(Collected data)

▽

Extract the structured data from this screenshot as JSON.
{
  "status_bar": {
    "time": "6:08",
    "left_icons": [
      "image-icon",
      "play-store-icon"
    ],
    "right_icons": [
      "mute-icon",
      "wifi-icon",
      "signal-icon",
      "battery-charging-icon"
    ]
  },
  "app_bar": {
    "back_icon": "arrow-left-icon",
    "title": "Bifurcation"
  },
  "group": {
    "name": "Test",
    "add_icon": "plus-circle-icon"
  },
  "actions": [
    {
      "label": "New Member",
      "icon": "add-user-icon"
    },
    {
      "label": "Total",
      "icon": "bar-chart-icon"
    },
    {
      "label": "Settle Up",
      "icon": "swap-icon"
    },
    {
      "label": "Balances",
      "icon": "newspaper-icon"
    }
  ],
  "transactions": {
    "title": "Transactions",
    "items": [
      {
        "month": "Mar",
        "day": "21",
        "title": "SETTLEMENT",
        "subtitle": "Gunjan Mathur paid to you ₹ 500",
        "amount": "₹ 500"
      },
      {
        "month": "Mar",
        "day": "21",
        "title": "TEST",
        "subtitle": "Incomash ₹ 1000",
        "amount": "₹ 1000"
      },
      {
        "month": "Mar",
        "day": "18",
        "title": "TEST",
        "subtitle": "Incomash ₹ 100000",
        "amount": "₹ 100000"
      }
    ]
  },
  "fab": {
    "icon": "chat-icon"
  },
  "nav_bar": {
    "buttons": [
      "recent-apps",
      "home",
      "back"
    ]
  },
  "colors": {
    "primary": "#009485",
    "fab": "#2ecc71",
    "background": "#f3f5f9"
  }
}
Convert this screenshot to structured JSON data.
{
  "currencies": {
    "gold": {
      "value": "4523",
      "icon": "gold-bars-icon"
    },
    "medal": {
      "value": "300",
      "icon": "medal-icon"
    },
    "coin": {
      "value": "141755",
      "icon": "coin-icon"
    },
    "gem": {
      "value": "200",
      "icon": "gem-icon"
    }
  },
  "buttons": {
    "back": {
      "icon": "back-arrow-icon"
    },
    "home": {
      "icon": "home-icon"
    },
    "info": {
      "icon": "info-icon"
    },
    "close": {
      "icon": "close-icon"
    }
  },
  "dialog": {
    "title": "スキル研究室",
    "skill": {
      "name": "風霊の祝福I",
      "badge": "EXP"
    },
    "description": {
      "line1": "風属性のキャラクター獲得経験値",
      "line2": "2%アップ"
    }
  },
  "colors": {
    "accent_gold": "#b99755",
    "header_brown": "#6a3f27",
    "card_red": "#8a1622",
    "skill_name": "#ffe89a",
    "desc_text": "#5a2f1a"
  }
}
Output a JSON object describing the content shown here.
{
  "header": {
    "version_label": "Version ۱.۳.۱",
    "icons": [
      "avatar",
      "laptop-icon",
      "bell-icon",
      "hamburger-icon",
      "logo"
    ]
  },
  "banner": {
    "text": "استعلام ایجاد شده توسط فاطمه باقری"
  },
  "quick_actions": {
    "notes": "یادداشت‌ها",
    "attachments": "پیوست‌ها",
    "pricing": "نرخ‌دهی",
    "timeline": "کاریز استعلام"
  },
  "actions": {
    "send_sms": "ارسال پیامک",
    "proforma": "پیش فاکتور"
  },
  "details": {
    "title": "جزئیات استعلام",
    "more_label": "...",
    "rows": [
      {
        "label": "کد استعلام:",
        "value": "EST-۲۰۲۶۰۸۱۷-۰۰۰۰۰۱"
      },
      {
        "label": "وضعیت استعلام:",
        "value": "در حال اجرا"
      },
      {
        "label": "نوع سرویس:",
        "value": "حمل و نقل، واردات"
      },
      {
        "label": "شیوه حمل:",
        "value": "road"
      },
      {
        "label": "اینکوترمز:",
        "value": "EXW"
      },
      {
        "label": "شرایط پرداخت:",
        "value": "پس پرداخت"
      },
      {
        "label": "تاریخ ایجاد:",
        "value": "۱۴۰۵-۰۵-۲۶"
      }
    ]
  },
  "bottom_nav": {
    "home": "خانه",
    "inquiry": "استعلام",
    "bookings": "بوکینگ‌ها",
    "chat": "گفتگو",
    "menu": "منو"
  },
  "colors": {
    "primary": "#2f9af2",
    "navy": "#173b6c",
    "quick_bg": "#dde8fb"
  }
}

△

Give the number of lines containing the word "ایجاد". No other answer is needed.

**Result below:** 2